------ RECORDS FOR PROCESSING
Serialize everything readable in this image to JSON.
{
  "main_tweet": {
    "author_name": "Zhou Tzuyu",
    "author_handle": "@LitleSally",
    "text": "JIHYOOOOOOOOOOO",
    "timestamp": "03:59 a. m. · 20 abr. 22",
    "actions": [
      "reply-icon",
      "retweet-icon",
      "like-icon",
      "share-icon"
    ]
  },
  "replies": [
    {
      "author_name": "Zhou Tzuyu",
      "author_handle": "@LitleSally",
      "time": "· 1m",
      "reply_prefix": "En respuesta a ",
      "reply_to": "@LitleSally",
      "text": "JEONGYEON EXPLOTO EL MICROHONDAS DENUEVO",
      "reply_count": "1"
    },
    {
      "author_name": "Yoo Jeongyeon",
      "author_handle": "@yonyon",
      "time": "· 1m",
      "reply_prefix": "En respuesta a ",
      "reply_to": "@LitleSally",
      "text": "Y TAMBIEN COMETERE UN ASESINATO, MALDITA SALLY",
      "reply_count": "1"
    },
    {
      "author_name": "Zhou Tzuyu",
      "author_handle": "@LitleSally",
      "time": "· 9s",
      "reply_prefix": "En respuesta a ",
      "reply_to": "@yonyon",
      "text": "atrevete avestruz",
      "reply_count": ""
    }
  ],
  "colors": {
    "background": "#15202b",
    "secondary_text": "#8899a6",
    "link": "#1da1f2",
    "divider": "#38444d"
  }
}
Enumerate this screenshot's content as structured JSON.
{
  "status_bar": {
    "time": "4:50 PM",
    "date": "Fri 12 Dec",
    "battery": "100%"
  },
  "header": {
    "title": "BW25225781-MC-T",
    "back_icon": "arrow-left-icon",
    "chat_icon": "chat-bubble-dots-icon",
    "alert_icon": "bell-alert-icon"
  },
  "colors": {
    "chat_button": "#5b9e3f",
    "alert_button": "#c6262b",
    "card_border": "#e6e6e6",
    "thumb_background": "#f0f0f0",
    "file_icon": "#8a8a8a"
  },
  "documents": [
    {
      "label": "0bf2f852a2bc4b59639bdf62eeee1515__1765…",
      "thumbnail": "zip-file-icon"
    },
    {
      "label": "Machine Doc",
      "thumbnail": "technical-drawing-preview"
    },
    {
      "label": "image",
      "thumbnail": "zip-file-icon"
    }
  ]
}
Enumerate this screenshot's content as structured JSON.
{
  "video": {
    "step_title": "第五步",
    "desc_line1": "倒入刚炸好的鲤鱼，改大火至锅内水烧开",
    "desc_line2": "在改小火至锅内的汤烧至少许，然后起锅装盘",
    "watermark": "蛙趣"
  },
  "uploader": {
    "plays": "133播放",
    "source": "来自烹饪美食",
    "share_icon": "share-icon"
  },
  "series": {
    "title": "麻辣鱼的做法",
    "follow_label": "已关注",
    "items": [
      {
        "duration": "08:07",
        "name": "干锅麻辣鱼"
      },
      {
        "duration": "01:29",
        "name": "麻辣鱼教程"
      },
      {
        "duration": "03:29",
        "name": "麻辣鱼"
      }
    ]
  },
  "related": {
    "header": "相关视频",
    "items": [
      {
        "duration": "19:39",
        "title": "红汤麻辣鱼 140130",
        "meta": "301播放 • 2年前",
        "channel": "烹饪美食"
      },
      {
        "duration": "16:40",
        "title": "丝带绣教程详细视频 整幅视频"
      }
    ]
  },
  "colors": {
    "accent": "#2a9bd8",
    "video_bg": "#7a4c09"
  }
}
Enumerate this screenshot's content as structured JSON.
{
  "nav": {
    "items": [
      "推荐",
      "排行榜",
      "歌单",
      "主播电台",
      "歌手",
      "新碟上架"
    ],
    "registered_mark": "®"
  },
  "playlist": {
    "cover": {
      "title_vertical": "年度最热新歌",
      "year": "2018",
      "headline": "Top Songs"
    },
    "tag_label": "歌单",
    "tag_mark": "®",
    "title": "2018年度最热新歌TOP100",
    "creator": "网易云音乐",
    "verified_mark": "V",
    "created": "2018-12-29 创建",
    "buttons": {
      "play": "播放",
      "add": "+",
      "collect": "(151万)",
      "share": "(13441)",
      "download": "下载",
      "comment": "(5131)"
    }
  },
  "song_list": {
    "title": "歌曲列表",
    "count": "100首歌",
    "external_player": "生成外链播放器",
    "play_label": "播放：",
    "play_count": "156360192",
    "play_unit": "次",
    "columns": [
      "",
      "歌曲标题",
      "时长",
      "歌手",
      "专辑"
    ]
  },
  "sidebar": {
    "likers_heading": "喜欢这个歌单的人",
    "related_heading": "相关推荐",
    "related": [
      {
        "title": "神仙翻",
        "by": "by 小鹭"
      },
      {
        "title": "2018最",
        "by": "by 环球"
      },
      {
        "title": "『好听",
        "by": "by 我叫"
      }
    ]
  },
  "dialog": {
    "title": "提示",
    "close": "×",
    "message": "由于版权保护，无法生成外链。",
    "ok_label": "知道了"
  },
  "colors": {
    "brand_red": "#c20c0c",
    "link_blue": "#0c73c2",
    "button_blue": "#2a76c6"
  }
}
------------
**TO DO:** Print the material verbatim, all of it.

**TASK RESPONSE:**
Serialize everything readable in this image to JSON.
{
  "main_tweet": {
    "author_name": "Zhou Tzuyu",
    "author_handle": "@LitleSally",
    "text": "JIHYOOOOOOOOOOO",
    "timestamp": "03:59 a. m. · 20 abr. 22",
    "actions": [
      "reply-icon",
      "retweet-icon",
      "like-icon",
      "share-icon"
    ]
  },
  "replies": [
    {
      "author_name": "Zhou Tzuyu",
      "author_handle": "@LitleSally",
      "time": "· 1m",
      "reply_prefix": "En respuesta a ",
      "reply_to": "@LitleSally",
      "text": "JEONGYEON EXPLOTO EL MICROHONDAS DENUEVO",
      "reply_count": "1"
    },
    {
      "author_name": "Yoo Jeongyeon",
      "author_handle": "@yonyon",
      "time": "· 1m",
      "reply_prefix": "En respuesta a ",
      "reply_to": "@LitleSally",
      "text": "Y TAMBIEN COMETERE UN ASESINATO, MALDITA SALLY",
      "reply_count": "1"
    },
    {
      "author_name": "Zhou Tzuyu",
      "author_handle": "@LitleSally",
      "time": "· 9s",
      "reply_prefix": "En respuesta a ",
      "reply_to": "@yonyon",
      "text": "atrevete avestruz",
      "reply_count": ""
    }
  ],
  "colors": {
    "background": "#15202b",
    "secondary_text": "#8899a6",
    "link": "#1da1f2",
    "divider": "#38444d"
  }
}
Enumerate this screenshot's content as structured JSON.
{
  "status_bar": {
    "time": "4:50 PM",
    "date": "Fri 12 Dec",
    "battery": "100%"
  },
  "header": {
    "title": "BW25225781-MC-T",
    "back_icon": "arrow-left-icon",
    "chat_icon": "chat-bubble-dots-icon",
    "alert_icon": "bell-alert-icon"
  },
  "colors": {
    "chat_button": "#5b9e3f",
    "alert_button": "#c6262b",
    "card_border": "#e6e6e6",
    "thumb_background": "#f0f0f0",
    "file_icon": "#8a8a8a"
  },
  "documents": [
    {
      "label": "0bf2f852a2bc4b59639bdf62eeee1515__1765…",
      "thumbnail": "zip-file-icon"
    },
    {
      "label": "Machine Doc",
      "thumbnail": "technical-drawing-preview"
    },
    {
      "label": "image",
      "thumbnail": "zip-file-icon"
    }
  ]
}
Enumerate this screenshot's content as structured JSON.
{
  "video": {
    "step_title": "第五步",
    "desc_line1": "倒入刚炸好的鲤鱼，改大火至锅内水烧开",
    "desc_line2": "在改小火至锅内的汤烧至少许，然后起锅装盘",
    "watermark": "蛙趣"
  },
  "uploader": {
    "plays": "133播放",
    "source": "来自烹饪美食",
    "share_icon": "share-icon"
  },
  "series": {
    "title": "麻辣鱼的做法",
    "follow_label": "已关注",
    "items": [
      {
        "duration": "08:07",
        "name": "干锅麻辣鱼"
      },
      {
        "duration": "01:29",
        "name": "麻辣鱼教程"
      },
      {
        "duration": "03:29",
        "name": "麻辣鱼"
      }
    ]
  },
  "related": {
    "header": "相关视频",
    "items": [
      {
        "duration": "19:39",
        "title": "红汤麻辣鱼 140130",
        "meta": "301播放 • 2年前",
        "channel": "烹饪美食"
      },
      {
        "duration": "16:40",
        "title": "丝带绣教程详细视频 整幅视频"
      }
    ]
  },
  "colors": {
    "accent": "#2a9bd8",
    "video_bg": "#7a4c09"
  }
}
Enumerate this screenshot's content as structured JSON.
{
  "nav": {
    "items": [
      "推荐",
      "排行榜",
      "歌单",
      "主播电台",
      "歌手",
      "新碟上架"
    ],
    "registered_mark": "®"
  },
  "playlist": {
    "cover": {
      "title_vertical": "年度最热新歌",
      "year": "2018",
      "headline": "Top Songs"
    },
    "tag_label": "歌单",
    "tag_mark": "®",
    "title": "2018年度最热新歌TOP100",
    "creator": "网易云音乐",
    "verified_mark": "V",
    "created": "2018-12-29 创建",
    "buttons": {
      "play": "播放",
      "add": "+",
      "collect": "(151万)",
      "share": "(13441)",
      "download": "下载",
      "comment": "(5131)"
    }
  },
  "song_list": {
    "title": "歌曲列表",
    "count": "100首歌",
    "external_player": "生成外链播放器",
    "play_label": "播放：",
    "play_count": "156360192",
    "play_unit": "次",
    "columns": [
      "",
      "歌曲标题",
      "时长",
      "歌手",
      "专辑"
    ]
  },
  "sidebar": {
    "likers_heading": "喜欢这个歌单的人",
    "related_heading": "相关推荐",
    "related": [
      {
        "title": "神仙翻",
        "by": "by 小鹭"
      },
      {
        "title": "2018最",
        "by": "by 环球"
      },
      {
        "title": "『好听",
        "by": "by 我叫"
      }
    ]
  },
  "dialog": {
    "title": "提示",
    "close": "×",
    "message": "由于版权保护，无法生成外链。",
    "ok_label": "知道了"
  },
  "colors": {
    "brand_red": "#c20c0c",
    "link_blue": "#0c73c2",
    "button_blue": "#2a76c6"
  }
}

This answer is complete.